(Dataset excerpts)
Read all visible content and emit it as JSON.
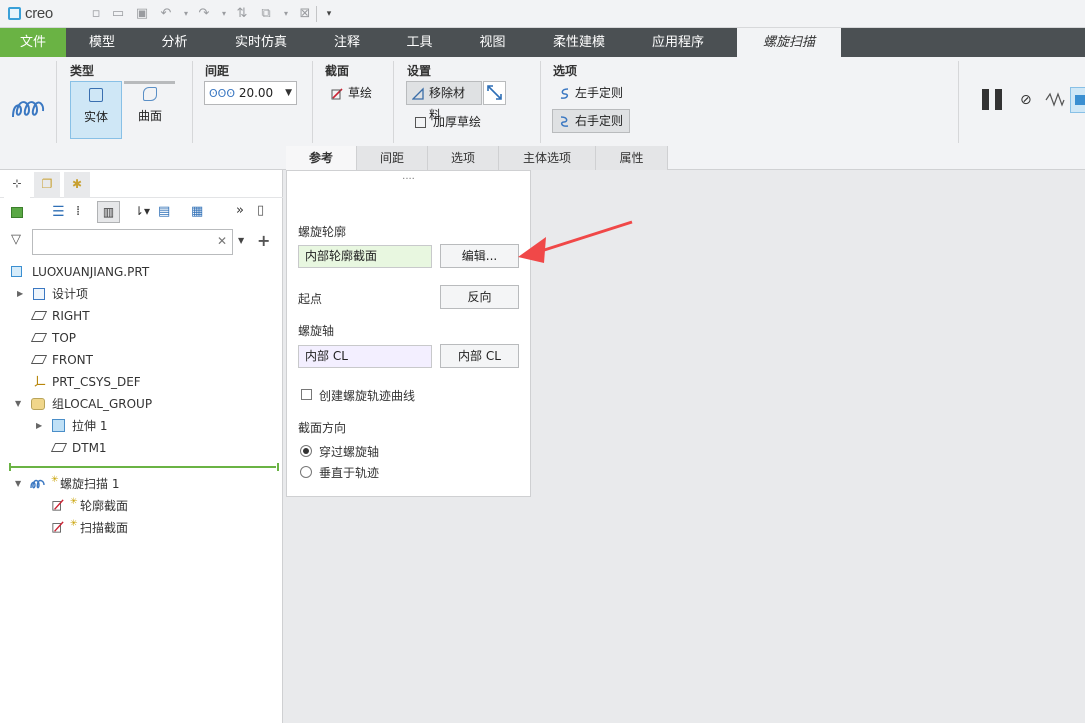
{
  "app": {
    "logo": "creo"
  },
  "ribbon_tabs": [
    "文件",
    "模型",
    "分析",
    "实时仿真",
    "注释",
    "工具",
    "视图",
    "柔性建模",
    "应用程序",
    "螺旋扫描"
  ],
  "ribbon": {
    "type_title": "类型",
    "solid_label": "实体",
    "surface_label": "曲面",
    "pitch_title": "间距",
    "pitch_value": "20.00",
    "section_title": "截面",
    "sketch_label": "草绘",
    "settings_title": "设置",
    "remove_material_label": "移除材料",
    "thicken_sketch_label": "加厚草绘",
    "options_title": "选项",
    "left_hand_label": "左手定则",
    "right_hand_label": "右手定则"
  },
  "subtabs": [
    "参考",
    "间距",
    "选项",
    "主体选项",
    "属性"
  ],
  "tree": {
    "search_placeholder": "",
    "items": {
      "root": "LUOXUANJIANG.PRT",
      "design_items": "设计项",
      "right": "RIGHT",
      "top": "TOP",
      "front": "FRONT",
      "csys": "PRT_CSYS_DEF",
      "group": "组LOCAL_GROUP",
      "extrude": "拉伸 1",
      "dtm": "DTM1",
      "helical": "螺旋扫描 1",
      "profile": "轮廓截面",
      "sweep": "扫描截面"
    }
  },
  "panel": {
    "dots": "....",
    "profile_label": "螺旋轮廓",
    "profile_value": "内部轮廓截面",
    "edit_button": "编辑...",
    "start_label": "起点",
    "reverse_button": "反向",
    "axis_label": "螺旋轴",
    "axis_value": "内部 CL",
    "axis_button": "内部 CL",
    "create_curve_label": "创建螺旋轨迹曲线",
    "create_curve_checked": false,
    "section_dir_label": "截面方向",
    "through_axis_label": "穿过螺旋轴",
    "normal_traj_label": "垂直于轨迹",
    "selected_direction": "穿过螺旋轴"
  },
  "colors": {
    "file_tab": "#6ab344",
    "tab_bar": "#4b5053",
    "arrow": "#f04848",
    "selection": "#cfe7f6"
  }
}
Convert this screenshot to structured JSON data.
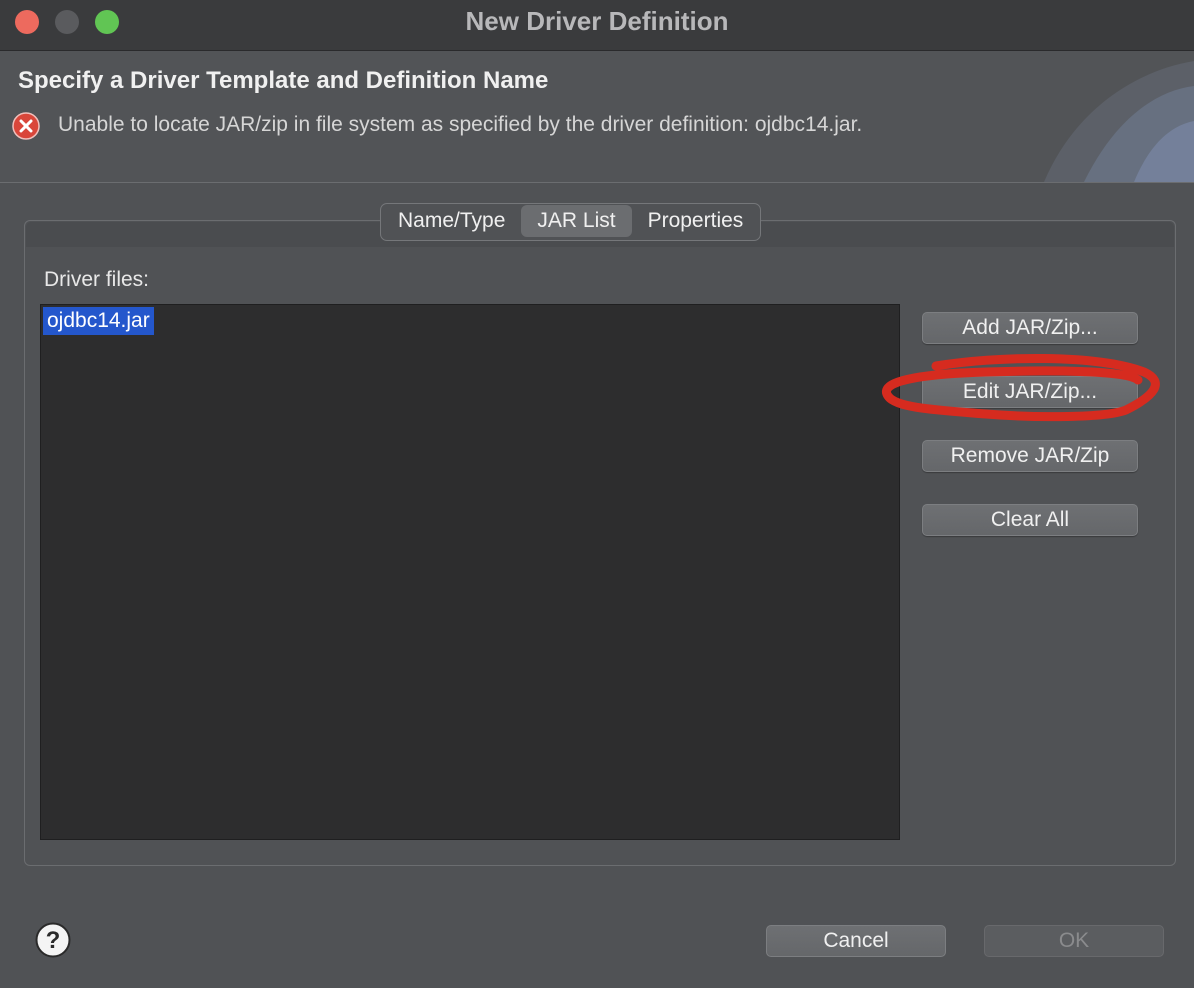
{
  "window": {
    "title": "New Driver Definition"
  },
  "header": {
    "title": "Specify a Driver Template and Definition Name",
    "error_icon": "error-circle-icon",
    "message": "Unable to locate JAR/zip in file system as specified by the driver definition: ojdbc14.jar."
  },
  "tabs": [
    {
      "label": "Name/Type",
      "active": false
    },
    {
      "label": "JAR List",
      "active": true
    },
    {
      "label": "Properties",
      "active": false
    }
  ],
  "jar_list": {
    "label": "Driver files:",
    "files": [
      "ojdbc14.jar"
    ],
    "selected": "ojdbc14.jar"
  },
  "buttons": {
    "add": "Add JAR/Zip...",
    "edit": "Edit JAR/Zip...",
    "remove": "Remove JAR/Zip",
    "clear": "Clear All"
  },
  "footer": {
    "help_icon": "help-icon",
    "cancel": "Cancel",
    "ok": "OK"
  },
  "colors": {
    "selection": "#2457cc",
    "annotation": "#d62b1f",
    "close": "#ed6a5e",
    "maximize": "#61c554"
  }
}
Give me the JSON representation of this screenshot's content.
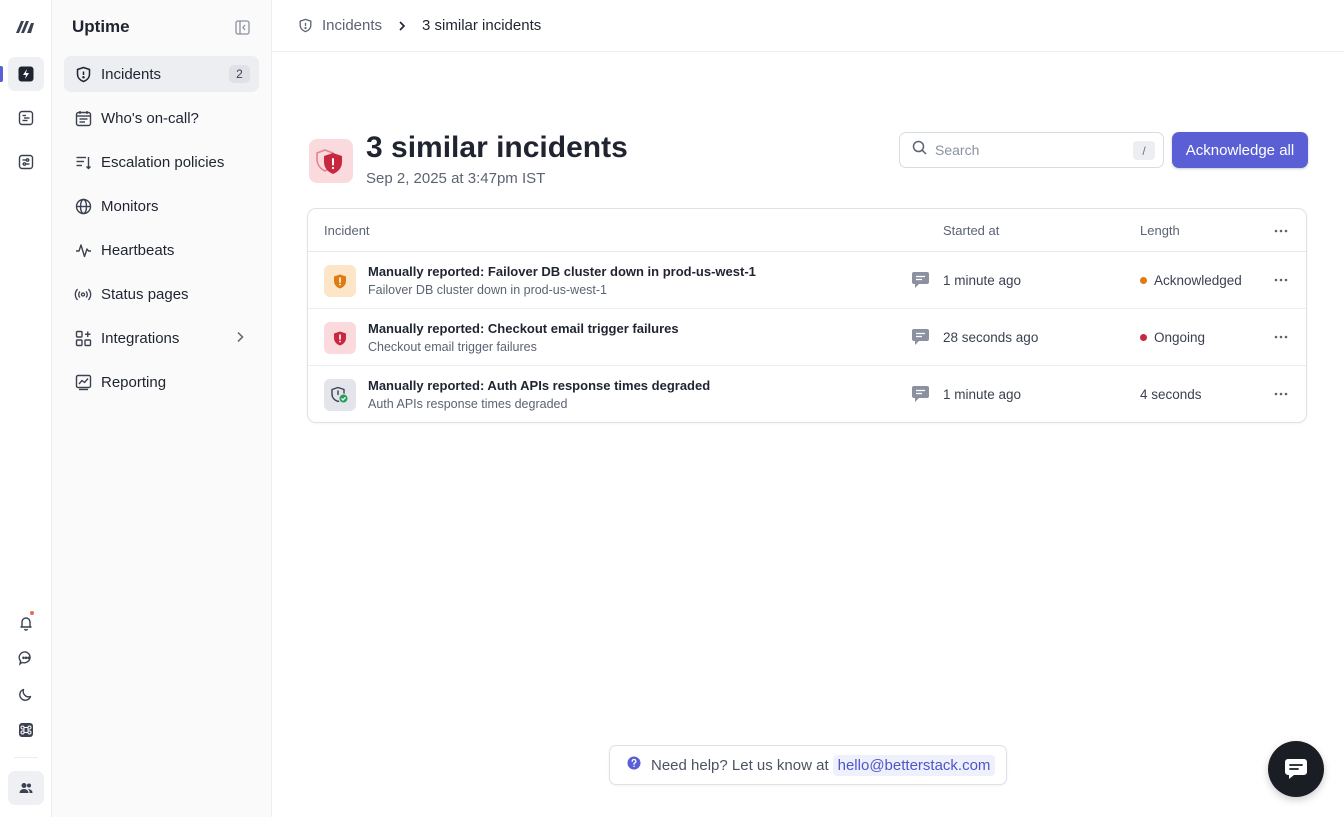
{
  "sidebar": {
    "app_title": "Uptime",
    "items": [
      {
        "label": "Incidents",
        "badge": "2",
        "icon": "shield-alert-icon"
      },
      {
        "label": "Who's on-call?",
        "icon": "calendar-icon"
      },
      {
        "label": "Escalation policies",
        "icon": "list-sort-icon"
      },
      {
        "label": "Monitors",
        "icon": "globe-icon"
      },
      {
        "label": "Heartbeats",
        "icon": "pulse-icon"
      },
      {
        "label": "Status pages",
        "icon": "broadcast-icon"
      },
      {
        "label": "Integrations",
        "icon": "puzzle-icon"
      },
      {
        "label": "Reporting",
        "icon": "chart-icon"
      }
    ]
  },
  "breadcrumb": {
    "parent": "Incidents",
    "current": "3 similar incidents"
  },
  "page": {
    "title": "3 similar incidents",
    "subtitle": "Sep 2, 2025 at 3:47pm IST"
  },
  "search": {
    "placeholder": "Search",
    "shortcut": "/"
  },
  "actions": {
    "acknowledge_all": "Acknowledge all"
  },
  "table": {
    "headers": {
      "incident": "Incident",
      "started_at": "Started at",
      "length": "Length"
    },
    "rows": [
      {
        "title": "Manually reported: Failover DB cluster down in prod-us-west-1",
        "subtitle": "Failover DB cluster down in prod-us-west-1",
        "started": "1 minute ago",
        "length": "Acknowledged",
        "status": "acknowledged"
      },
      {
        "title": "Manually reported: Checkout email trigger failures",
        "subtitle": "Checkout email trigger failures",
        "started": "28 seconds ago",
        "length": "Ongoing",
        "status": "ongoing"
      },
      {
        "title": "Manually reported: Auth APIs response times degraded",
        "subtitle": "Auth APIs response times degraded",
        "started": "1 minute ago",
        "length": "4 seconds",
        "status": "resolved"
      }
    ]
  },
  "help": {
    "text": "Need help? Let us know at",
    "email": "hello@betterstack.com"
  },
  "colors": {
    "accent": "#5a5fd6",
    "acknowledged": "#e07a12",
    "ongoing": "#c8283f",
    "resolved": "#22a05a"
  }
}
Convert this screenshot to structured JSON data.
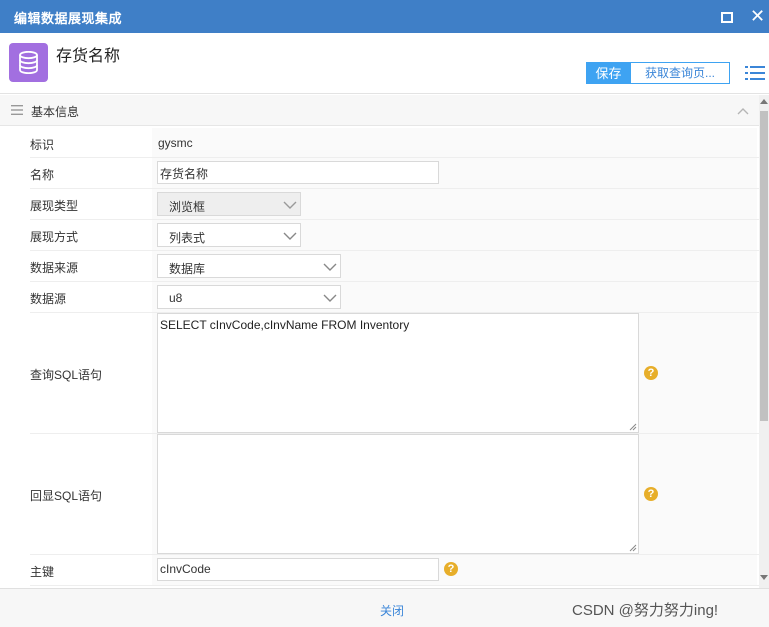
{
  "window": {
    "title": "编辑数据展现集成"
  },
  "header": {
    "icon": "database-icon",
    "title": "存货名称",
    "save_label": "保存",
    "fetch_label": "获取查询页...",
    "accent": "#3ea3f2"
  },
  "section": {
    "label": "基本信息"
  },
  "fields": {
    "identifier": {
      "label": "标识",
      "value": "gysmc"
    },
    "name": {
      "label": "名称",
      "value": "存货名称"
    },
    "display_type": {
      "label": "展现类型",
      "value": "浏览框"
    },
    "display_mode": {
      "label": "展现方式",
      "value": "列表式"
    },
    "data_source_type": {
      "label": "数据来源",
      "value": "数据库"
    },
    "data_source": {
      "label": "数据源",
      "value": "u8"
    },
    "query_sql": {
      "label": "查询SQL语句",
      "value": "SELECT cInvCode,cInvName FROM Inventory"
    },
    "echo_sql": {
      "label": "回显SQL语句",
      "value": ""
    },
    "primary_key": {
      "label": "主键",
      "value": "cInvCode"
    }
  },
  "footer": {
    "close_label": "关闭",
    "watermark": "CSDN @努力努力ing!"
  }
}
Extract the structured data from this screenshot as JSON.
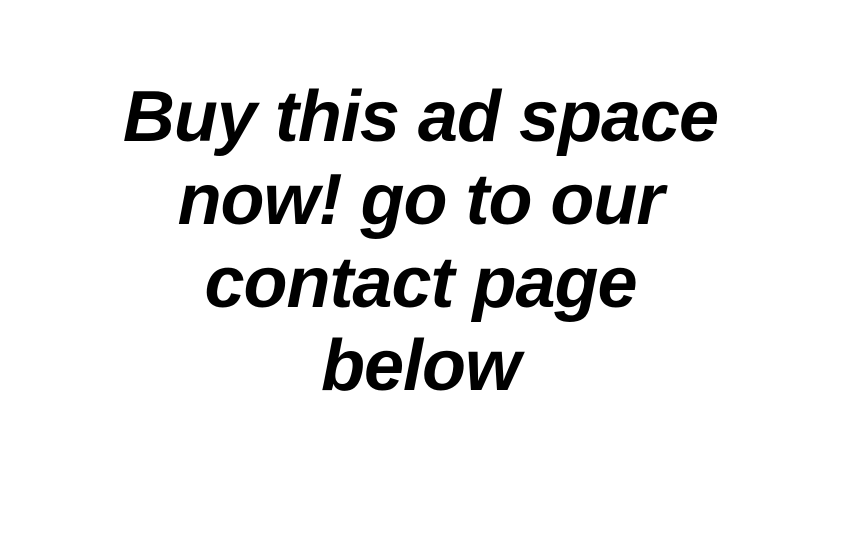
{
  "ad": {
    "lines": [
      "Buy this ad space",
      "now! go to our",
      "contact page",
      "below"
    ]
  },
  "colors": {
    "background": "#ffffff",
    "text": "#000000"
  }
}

▶ Task to complete
Give the count of lines in the records that contain "JSON", and no other text.

▶ Output for this exercise
5